====== RECORD LIST ======
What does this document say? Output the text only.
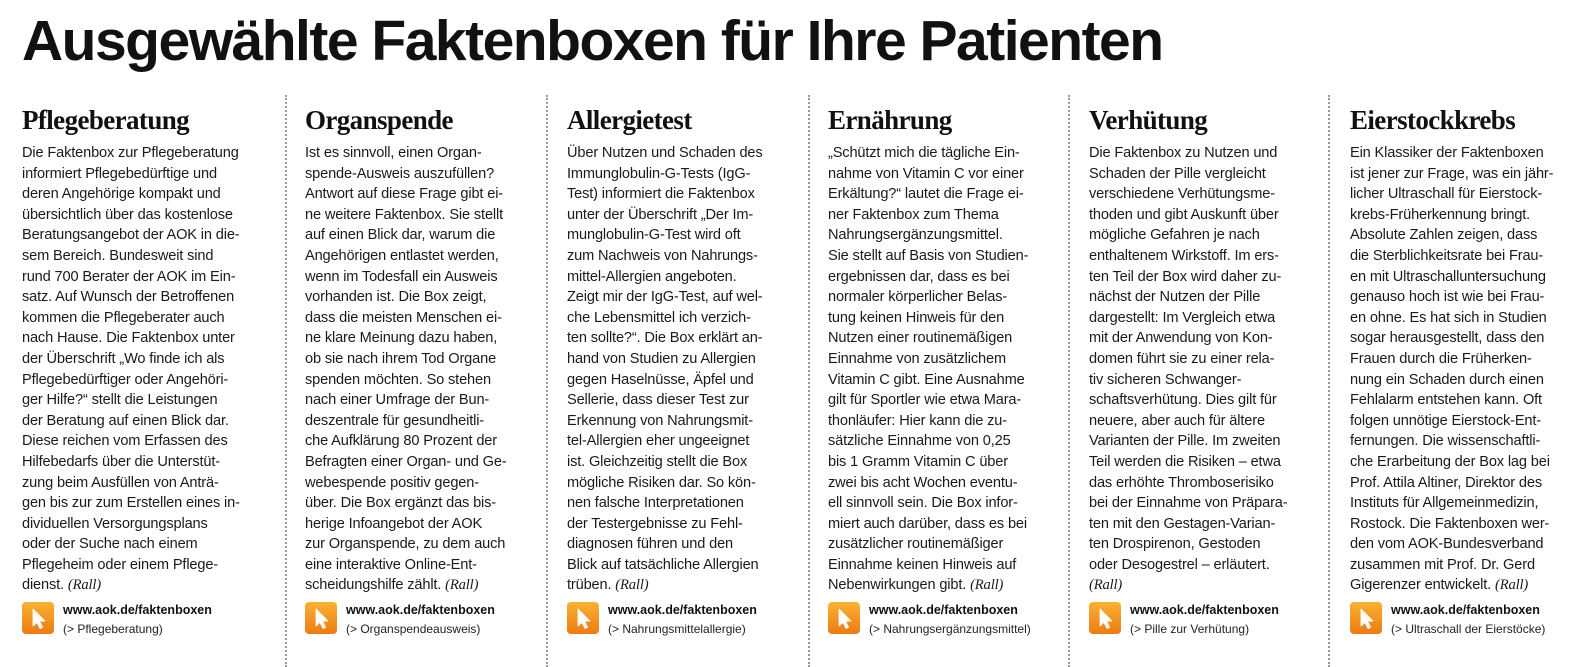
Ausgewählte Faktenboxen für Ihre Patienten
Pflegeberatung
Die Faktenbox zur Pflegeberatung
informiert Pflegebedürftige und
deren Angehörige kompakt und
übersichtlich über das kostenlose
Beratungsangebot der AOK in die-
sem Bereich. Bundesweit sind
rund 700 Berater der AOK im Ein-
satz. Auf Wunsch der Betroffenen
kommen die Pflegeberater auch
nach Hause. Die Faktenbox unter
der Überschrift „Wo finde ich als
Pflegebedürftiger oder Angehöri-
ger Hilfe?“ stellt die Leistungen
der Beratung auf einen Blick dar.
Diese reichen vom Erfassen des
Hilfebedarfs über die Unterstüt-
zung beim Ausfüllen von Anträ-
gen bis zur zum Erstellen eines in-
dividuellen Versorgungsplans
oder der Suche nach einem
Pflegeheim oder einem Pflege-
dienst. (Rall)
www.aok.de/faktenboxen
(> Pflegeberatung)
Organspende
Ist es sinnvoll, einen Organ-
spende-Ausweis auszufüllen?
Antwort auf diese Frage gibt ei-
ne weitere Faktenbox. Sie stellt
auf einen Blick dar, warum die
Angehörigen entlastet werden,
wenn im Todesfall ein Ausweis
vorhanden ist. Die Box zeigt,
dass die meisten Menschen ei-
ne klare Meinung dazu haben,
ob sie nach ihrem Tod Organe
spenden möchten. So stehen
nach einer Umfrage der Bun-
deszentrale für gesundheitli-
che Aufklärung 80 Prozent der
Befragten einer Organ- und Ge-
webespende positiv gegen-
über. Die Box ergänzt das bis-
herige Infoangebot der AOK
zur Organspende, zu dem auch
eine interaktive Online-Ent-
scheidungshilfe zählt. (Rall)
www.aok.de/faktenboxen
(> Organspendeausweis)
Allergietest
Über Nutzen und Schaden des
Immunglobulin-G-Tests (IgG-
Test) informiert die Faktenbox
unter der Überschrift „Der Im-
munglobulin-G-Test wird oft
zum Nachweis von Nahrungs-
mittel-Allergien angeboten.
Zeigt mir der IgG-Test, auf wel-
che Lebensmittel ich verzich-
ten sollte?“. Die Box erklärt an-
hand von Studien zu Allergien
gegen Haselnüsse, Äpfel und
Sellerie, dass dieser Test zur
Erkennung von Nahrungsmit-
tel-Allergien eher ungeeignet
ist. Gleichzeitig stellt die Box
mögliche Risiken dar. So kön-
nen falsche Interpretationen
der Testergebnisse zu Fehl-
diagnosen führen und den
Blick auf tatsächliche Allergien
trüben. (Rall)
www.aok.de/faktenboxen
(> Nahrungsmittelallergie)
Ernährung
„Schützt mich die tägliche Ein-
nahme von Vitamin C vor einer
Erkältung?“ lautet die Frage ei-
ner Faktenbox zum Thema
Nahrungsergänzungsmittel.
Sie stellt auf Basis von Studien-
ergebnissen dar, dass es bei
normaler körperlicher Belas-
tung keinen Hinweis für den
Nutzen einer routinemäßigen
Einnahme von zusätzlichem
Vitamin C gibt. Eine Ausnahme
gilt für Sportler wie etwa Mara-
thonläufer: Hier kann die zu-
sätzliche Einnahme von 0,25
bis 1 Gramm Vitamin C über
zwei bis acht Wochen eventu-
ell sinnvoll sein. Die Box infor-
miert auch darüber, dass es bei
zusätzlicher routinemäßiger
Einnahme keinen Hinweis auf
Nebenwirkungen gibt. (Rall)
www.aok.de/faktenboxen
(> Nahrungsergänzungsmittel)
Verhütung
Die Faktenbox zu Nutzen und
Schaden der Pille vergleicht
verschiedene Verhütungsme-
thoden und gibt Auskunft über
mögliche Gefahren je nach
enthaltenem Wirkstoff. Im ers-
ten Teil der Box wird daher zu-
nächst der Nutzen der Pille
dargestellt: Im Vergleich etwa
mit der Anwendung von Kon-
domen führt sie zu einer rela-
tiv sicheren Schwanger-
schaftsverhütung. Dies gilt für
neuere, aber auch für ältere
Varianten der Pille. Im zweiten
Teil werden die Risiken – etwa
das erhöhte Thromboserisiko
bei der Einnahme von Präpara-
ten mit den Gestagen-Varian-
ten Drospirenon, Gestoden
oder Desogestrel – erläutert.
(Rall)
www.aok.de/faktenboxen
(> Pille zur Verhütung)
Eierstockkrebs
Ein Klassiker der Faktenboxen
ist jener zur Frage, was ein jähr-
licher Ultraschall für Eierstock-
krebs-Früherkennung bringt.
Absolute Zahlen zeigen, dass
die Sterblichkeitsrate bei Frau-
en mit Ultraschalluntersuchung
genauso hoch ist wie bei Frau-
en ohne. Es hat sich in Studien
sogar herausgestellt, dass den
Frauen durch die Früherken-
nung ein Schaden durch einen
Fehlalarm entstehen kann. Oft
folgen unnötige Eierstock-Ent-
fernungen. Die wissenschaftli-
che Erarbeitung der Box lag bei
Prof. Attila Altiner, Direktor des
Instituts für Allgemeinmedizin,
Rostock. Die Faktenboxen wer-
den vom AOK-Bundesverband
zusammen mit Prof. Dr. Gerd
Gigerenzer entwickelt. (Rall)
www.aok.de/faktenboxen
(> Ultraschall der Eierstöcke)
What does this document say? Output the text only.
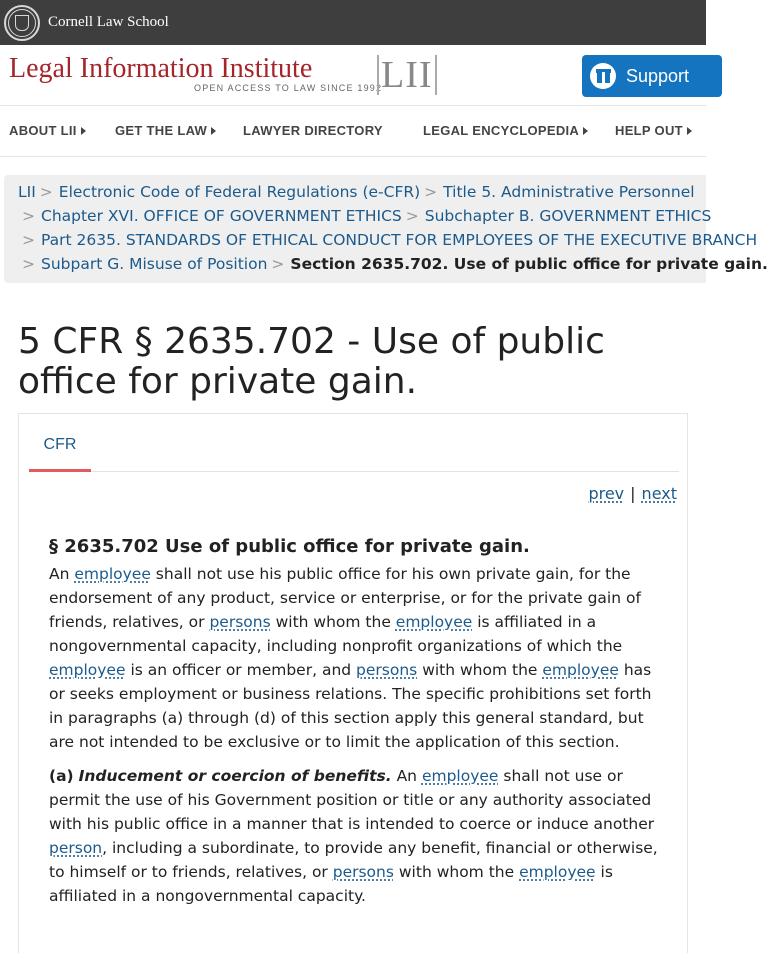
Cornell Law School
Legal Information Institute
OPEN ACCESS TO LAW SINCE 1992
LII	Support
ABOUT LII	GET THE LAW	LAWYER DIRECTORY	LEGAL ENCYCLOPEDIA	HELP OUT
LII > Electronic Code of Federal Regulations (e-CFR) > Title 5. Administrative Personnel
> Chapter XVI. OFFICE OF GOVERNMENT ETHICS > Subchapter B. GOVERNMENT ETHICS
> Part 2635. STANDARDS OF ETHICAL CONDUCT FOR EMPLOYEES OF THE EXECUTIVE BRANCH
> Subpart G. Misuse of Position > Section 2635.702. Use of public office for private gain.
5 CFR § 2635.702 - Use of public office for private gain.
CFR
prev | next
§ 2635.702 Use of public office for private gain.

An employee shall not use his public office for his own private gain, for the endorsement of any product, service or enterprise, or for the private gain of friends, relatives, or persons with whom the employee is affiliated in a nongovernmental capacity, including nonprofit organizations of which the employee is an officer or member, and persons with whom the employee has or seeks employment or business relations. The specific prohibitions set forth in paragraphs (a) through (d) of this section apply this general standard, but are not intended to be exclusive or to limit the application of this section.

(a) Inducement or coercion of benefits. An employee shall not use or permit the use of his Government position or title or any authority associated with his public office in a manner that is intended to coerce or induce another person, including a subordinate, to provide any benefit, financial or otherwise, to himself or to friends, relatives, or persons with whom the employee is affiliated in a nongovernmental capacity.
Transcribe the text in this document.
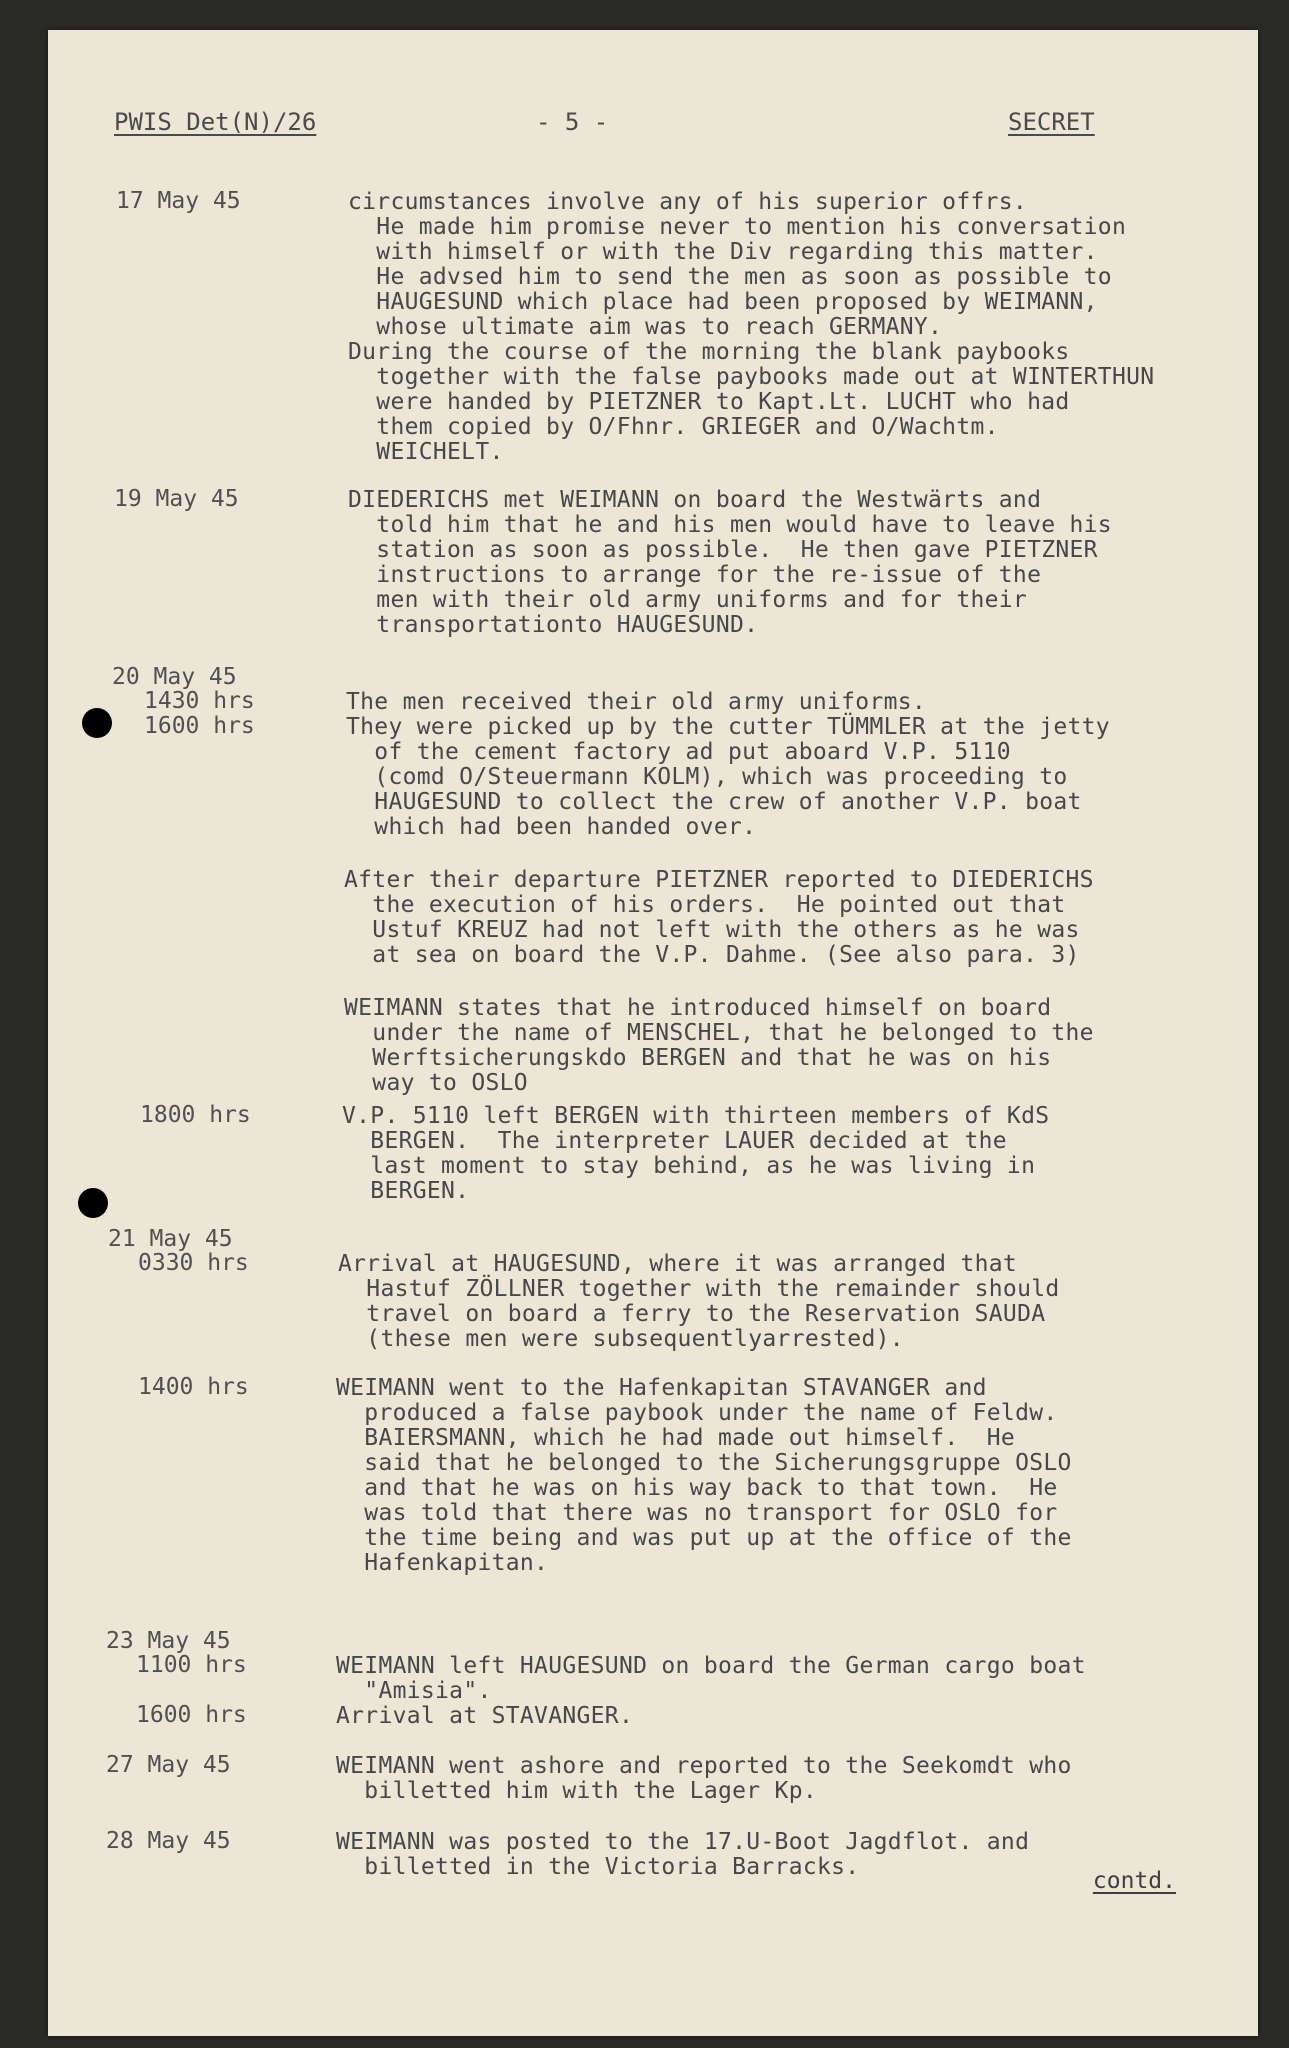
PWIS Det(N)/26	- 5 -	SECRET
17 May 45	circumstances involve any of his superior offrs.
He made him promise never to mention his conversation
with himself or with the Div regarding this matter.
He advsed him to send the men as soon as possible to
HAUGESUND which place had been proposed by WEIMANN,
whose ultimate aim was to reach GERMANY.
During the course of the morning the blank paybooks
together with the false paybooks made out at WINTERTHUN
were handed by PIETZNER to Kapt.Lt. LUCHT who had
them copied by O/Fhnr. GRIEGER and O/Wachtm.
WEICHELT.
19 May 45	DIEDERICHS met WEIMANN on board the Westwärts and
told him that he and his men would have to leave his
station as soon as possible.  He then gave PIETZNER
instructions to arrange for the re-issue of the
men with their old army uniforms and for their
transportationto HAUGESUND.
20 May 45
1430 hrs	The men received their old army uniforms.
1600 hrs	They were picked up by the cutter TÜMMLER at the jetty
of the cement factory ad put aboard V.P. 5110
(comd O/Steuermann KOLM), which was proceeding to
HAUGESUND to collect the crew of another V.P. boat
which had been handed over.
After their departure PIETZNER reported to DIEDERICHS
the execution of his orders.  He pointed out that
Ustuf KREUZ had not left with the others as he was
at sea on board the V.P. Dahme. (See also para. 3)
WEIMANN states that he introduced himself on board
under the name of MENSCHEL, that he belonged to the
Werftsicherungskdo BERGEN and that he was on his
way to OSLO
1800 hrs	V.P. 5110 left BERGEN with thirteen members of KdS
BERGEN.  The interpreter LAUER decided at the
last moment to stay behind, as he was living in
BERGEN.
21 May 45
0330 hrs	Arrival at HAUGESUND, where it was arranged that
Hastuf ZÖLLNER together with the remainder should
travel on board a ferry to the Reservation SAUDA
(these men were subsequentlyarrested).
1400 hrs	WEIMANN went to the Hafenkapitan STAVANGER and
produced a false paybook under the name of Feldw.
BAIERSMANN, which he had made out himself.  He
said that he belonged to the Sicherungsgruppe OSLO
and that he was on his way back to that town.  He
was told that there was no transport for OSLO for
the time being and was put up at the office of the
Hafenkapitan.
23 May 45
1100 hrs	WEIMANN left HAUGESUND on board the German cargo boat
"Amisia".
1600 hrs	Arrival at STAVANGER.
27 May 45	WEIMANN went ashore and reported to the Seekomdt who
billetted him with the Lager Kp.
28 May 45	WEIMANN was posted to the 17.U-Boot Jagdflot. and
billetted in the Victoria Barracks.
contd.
======
- **DIRECTIVE**:
Search the lines for "STAVANGER". Copy each line that has it.

- **RESPONSE**:
1400 hrs	WEIMANN went to the Hafenkapitan STAVANGER and
1600 hrs	Arrival at STAVANGER.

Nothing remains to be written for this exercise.